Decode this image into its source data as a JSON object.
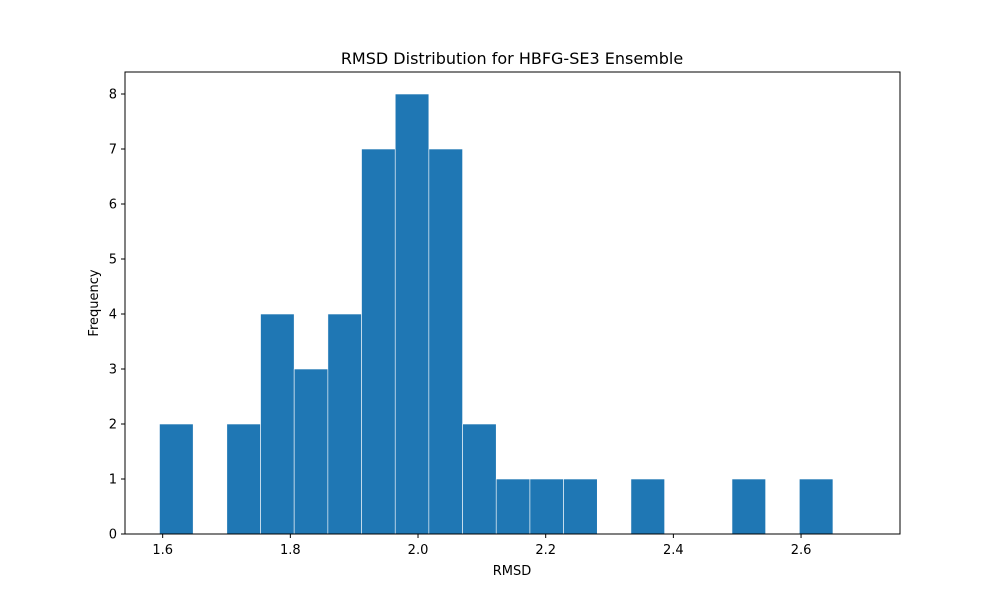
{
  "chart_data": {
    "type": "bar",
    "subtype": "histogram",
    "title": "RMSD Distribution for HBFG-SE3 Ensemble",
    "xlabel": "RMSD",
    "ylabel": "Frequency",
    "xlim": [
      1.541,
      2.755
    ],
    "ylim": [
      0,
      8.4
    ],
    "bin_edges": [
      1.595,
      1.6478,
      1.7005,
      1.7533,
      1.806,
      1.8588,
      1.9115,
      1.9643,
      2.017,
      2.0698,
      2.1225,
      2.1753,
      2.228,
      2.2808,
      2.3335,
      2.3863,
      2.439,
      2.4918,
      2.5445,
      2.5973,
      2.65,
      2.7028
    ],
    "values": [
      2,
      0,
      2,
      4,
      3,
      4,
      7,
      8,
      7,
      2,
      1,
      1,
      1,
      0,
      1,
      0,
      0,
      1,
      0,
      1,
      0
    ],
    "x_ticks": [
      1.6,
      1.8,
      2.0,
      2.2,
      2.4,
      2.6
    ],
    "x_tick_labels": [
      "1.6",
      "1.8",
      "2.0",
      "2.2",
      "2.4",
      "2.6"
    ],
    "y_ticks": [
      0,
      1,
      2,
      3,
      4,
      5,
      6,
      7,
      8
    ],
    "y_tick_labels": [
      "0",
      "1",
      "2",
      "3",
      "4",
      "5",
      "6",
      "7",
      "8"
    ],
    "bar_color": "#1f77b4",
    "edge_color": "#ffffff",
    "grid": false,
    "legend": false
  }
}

PROBLEM TO SOLVE —
Repeat all the data as it stands, dropping any images it holds.

CORRECT RESPONSE —
Decode this image into its source data as a JSON object.
{
  "chart_data": {
    "type": "bar",
    "subtype": "histogram",
    "title": "RMSD Distribution for HBFG-SE3 Ensemble",
    "xlabel": "RMSD",
    "ylabel": "Frequency",
    "xlim": [
      1.541,
      2.755
    ],
    "ylim": [
      0,
      8.4
    ],
    "bin_edges": [
      1.595,
      1.6478,
      1.7005,
      1.7533,
      1.806,
      1.8588,
      1.9115,
      1.9643,
      2.017,
      2.0698,
      2.1225,
      2.1753,
      2.228,
      2.2808,
      2.3335,
      2.3863,
      2.439,
      2.4918,
      2.5445,
      2.5973,
      2.65,
      2.7028
    ],
    "values": [
      2,
      0,
      2,
      4,
      3,
      4,
      7,
      8,
      7,
      2,
      1,
      1,
      1,
      0,
      1,
      0,
      0,
      1,
      0,
      1,
      0
    ],
    "x_ticks": [
      1.6,
      1.8,
      2.0,
      2.2,
      2.4,
      2.6
    ],
    "x_tick_labels": [
      "1.6",
      "1.8",
      "2.0",
      "2.2",
      "2.4",
      "2.6"
    ],
    "y_ticks": [
      0,
      1,
      2,
      3,
      4,
      5,
      6,
      7,
      8
    ],
    "y_tick_labels": [
      "0",
      "1",
      "2",
      "3",
      "4",
      "5",
      "6",
      "7",
      "8"
    ],
    "bar_color": "#1f77b4",
    "edge_color": "#ffffff",
    "grid": false,
    "legend": false
  }
}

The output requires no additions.